▶ What to produce
Extract every line of the material below that contains the string "body", treating uppercase and lowercase as different.

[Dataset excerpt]
※ ※ ※
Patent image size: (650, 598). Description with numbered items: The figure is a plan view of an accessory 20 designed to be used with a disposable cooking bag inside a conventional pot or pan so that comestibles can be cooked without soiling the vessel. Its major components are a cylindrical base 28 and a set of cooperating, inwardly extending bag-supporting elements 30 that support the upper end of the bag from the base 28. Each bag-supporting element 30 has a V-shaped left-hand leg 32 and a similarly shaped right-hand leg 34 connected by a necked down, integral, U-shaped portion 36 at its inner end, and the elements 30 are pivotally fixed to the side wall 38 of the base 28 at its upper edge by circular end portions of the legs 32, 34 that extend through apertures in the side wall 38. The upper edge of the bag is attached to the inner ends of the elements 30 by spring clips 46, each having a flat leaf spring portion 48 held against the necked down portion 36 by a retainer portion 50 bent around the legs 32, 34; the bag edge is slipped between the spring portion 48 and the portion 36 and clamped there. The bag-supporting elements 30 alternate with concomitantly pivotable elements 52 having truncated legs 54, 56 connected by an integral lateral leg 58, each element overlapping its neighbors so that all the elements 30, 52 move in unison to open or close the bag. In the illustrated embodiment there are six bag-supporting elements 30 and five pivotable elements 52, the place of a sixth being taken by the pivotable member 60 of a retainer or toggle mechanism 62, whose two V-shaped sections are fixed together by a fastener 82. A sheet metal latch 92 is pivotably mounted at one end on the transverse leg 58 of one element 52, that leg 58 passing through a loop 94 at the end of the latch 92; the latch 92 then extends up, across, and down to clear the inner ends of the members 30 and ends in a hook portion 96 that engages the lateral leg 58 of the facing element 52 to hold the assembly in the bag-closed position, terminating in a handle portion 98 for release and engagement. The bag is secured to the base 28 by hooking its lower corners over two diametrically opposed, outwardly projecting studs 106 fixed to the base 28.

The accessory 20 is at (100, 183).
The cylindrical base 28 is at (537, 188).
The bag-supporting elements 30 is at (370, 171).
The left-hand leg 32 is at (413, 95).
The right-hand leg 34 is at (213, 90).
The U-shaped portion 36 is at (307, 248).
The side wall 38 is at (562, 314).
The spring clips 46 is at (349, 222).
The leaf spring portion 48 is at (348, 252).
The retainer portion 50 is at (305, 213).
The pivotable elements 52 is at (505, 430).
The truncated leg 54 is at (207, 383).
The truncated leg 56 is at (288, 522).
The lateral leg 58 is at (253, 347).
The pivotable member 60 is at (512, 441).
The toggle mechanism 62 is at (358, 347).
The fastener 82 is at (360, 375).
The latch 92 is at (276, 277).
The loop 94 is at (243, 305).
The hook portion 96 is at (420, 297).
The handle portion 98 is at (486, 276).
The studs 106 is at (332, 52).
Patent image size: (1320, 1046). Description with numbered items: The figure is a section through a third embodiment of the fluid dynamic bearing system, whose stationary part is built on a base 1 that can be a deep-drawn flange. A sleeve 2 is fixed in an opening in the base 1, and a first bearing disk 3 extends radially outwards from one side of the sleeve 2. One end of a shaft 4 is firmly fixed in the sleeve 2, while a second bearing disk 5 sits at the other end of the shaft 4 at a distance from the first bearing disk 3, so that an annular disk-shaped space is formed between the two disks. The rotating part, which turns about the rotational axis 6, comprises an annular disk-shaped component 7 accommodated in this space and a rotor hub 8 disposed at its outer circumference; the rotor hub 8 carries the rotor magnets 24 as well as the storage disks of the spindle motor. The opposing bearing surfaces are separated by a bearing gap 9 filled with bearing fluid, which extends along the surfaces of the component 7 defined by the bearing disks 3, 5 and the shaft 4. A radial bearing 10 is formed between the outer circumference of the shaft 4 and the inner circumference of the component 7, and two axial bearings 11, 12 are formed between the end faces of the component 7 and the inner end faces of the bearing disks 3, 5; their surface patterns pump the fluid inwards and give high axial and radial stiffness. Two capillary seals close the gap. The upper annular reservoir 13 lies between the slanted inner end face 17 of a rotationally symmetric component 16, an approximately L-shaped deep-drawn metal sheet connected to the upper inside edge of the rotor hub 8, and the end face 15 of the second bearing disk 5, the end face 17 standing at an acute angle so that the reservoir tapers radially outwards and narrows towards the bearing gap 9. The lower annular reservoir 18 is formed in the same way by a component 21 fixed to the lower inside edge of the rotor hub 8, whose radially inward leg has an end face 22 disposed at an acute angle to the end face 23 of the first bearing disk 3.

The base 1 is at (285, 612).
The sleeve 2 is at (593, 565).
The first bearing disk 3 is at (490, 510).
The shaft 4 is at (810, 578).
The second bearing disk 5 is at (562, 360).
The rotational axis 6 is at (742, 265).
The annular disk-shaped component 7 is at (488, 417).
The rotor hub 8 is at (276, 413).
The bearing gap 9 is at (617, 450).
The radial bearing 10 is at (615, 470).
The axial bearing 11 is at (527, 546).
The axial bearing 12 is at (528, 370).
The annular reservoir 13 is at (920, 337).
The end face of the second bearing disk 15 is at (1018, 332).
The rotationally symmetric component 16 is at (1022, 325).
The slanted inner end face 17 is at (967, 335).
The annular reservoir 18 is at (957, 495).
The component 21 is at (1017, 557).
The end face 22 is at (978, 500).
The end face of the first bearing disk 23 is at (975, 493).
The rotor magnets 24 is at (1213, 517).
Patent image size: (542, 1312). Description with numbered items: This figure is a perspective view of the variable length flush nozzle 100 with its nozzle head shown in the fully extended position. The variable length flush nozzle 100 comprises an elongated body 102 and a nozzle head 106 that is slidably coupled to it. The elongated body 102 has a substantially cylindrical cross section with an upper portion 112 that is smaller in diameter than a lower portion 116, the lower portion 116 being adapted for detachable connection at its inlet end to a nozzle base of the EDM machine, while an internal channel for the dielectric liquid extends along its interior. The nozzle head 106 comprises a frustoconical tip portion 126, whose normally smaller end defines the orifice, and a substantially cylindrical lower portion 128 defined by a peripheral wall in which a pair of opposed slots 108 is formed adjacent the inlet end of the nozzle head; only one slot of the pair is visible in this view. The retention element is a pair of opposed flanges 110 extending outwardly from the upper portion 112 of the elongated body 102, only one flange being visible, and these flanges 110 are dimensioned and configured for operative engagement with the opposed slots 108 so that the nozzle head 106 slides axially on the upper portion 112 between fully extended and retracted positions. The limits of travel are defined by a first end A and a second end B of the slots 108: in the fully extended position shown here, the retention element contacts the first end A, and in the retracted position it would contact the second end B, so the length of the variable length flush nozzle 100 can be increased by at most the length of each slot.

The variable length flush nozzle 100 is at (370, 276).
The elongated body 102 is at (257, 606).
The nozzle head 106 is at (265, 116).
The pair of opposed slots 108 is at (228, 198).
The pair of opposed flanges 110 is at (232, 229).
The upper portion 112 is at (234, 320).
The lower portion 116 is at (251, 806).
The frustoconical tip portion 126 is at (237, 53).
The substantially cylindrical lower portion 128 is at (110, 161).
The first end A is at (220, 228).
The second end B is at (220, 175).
※ ※ ※
▶ Response to the task
Patent image size: (542, 1312). Description with numbered items: This figure is a perspective view of the variable length flush nozzle 100 with its nozzle head shown in the fully extended position. The variable length flush nozzle 100 comprises an elongated body 102 and a nozzle head 106 that is slidably coupled to it. The elongated body 102 has a substantially cylindrical cross section with an upper portion 112 that is smaller in diameter than a lower portion 116, the lower portion 116 being adapted for detachable connection at its inlet end to a nozzle base of the EDM machine, while an internal channel for the dielectric liquid extends along its interior. The nozzle head 106 comprises a frustoconical tip portion 126, whose normally smaller end defines the orifice, and a substantially cylindrical lower portion 128 defined by a peripheral wall in which a pair of opposed slots 108 is formed adjacent the inlet end of the nozzle head; only one slot of the pair is visible in this view. The retention element is a pair of opposed flanges 110 extending outwardly from the upper portion 112 of the elongated body 102, only one flange being visible, and these flanges 110 are dimensioned and configured for operative engagement with the opposed slots 108 so that the nozzle head 106 slides axially on the upper portion 112 between fully extended and retracted positions. The limits of travel are defined by a first end A and a second end B of the slots 108: in the fully extended position shown here, the retention element contacts the first end A, and in the retracted position it would contact the second end B, so the length of the variable length flush nozzle 100 can be increased by at most the length of each slot.
The elongated body 102 is at (257, 606).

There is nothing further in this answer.